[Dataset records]
__________

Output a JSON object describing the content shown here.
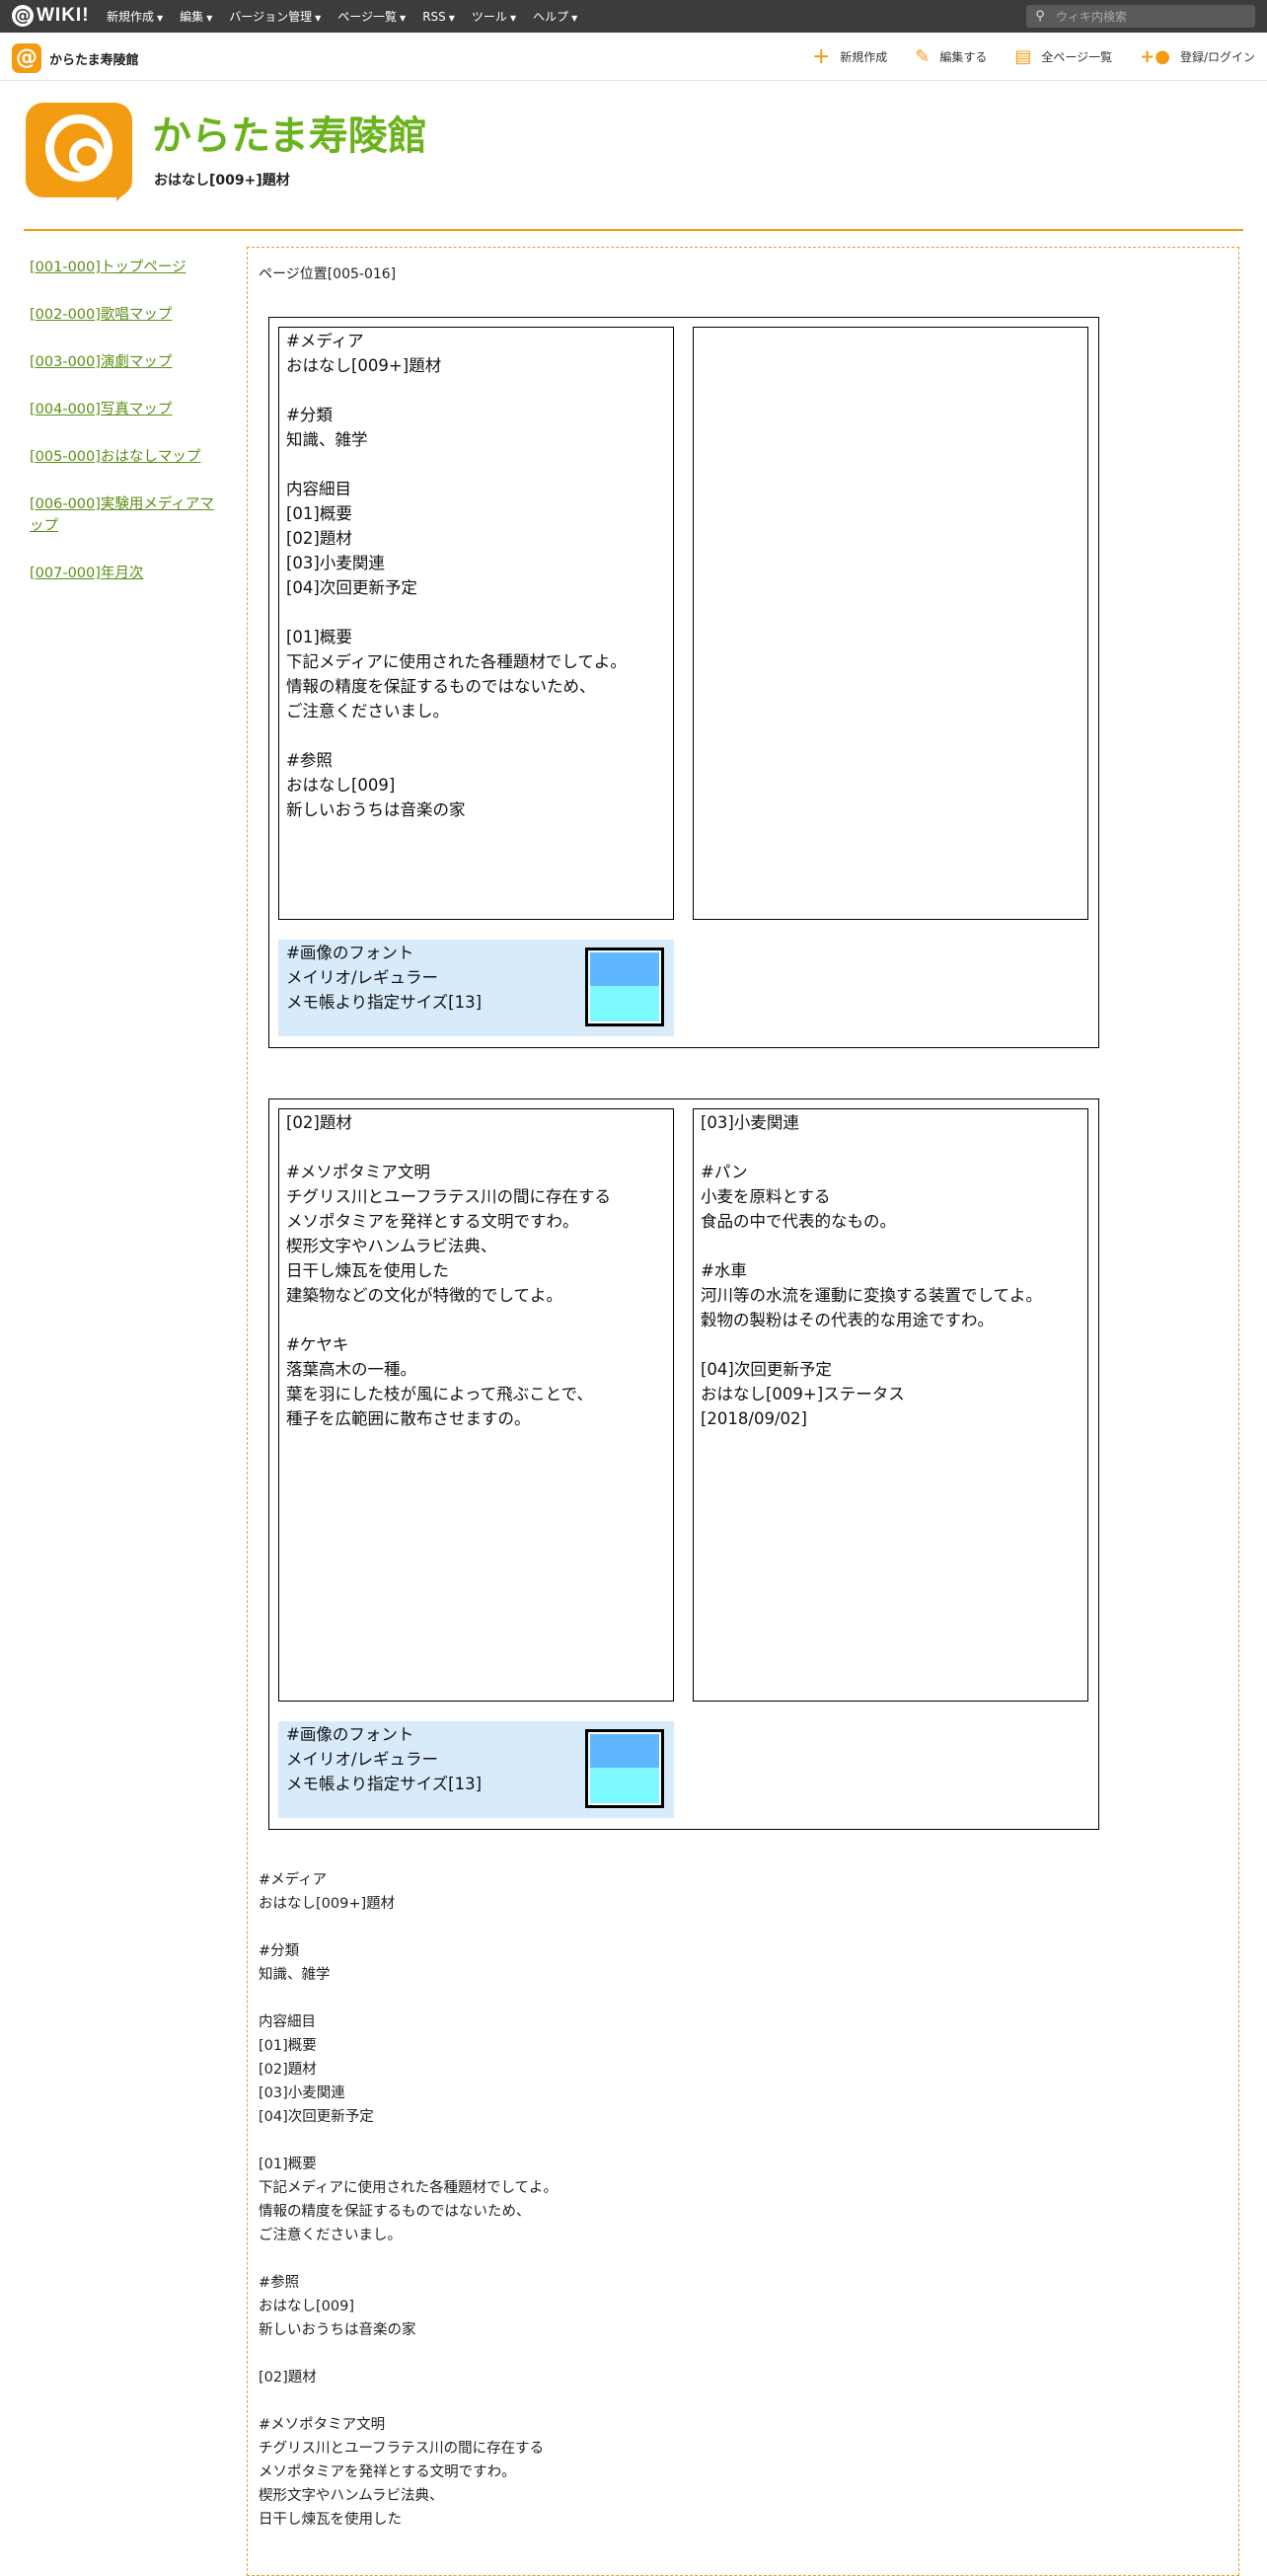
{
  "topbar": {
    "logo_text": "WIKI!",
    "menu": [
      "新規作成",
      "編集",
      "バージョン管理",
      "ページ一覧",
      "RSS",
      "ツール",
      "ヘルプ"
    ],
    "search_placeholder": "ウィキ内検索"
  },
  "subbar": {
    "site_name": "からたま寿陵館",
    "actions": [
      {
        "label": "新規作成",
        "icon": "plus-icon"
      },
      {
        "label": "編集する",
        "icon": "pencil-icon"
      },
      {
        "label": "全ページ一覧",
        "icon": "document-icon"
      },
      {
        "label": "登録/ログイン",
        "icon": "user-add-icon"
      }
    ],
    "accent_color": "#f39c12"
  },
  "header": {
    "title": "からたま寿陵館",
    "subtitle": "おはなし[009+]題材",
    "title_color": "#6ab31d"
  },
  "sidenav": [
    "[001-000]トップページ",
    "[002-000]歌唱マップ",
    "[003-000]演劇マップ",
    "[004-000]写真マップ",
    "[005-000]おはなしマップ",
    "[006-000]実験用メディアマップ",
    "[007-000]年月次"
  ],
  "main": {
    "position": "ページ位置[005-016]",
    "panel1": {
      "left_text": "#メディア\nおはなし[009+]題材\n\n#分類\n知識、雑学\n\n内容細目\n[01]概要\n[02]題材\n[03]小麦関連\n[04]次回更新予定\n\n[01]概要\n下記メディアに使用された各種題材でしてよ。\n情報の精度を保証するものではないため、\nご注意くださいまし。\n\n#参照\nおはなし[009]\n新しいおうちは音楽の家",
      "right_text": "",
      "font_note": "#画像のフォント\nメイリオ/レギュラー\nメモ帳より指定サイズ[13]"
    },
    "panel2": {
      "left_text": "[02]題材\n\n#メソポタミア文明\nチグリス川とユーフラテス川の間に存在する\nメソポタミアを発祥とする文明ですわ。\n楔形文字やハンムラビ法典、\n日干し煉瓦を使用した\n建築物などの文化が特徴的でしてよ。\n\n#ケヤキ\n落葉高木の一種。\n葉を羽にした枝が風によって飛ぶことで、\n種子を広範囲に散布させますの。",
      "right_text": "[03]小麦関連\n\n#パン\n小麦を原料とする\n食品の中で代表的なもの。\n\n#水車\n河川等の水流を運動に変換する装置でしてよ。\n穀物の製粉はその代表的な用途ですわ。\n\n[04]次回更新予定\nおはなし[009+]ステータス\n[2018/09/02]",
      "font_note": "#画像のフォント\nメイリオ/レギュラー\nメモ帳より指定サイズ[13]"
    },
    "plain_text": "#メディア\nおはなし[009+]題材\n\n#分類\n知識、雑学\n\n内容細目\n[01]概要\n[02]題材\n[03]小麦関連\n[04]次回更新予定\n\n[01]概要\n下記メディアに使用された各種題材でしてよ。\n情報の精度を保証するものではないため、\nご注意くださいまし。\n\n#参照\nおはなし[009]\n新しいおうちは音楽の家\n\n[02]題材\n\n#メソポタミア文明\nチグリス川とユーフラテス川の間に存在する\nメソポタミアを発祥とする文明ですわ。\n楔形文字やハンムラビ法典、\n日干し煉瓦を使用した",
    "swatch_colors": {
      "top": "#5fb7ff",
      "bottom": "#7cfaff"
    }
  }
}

__________

Goal of the exercise
Skip the pictures and print each record exactly as it stands.

Solved problem
Output a JSON object describing the content shown here.
{
  "topbar": {
    "logo_text": "WIKI!",
    "menu": [
      "新規作成",
      "編集",
      "バージョン管理",
      "ページ一覧",
      "RSS",
      "ツール",
      "ヘルプ"
    ],
    "search_placeholder": "ウィキ内検索"
  },
  "subbar": {
    "site_name": "からたま寿陵館",
    "actions": [
      {
        "label": "新規作成",
        "icon": "plus-icon"
      },
      {
        "label": "編集する",
        "icon": "pencil-icon"
      },
      {
        "label": "全ページ一覧",
        "icon": "document-icon"
      },
      {
        "label": "登録/ログイン",
        "icon": "user-add-icon"
      }
    ],
    "accent_color": "#f39c12"
  },
  "header": {
    "title": "からたま寿陵館",
    "subtitle": "おはなし[009+]題材",
    "title_color": "#6ab31d"
  },
  "sidenav": [
    "[001-000]トップページ",
    "[002-000]歌唱マップ",
    "[003-000]演劇マップ",
    "[004-000]写真マップ",
    "[005-000]おはなしマップ",
    "[006-000]実験用メディアマップ",
    "[007-000]年月次"
  ],
  "main": {
    "position": "ページ位置[005-016]",
    "panel1": {
      "left_text": "#メディア\nおはなし[009+]題材\n\n#分類\n知識、雑学\n\n内容細目\n[01]概要\n[02]題材\n[03]小麦関連\n[04]次回更新予定\n\n[01]概要\n下記メディアに使用された各種題材でしてよ。\n情報の精度を保証するものではないため、\nご注意くださいまし。\n\n#参照\nおはなし[009]\n新しいおうちは音楽の家",
      "right_text": "",
      "font_note": "#画像のフォント\nメイリオ/レギュラー\nメモ帳より指定サイズ[13]"
    },
    "panel2": {
      "left_text": "[02]題材\n\n#メソポタミア文明\nチグリス川とユーフラテス川の間に存在する\nメソポタミアを発祥とする文明ですわ。\n楔形文字やハンムラビ法典、\n日干し煉瓦を使用した\n建築物などの文化が特徴的でしてよ。\n\n#ケヤキ\n落葉高木の一種。\n葉を羽にした枝が風によって飛ぶことで、\n種子を広範囲に散布させますの。",
      "right_text": "[03]小麦関連\n\n#パン\n小麦を原料とする\n食品の中で代表的なもの。\n\n#水車\n河川等の水流を運動に変換する装置でしてよ。\n穀物の製粉はその代表的な用途ですわ。\n\n[04]次回更新予定\nおはなし[009+]ステータス\n[2018/09/02]",
      "font_note": "#画像のフォント\nメイリオ/レギュラー\nメモ帳より指定サイズ[13]"
    },
    "plain_text": "#メディア\nおはなし[009+]題材\n\n#分類\n知識、雑学\n\n内容細目\n[01]概要\n[02]題材\n[03]小麦関連\n[04]次回更新予定\n\n[01]概要\n下記メディアに使用された各種題材でしてよ。\n情報の精度を保証するものではないため、\nご注意くださいまし。\n\n#参照\nおはなし[009]\n新しいおうちは音楽の家\n\n[02]題材\n\n#メソポタミア文明\nチグリス川とユーフラテス川の間に存在する\nメソポタミアを発祥とする文明ですわ。\n楔形文字やハンムラビ法典、\n日干し煉瓦を使用した",
    "swatch_colors": {
      "top": "#5fb7ff",
      "bottom": "#7cfaff"
    }
  }
}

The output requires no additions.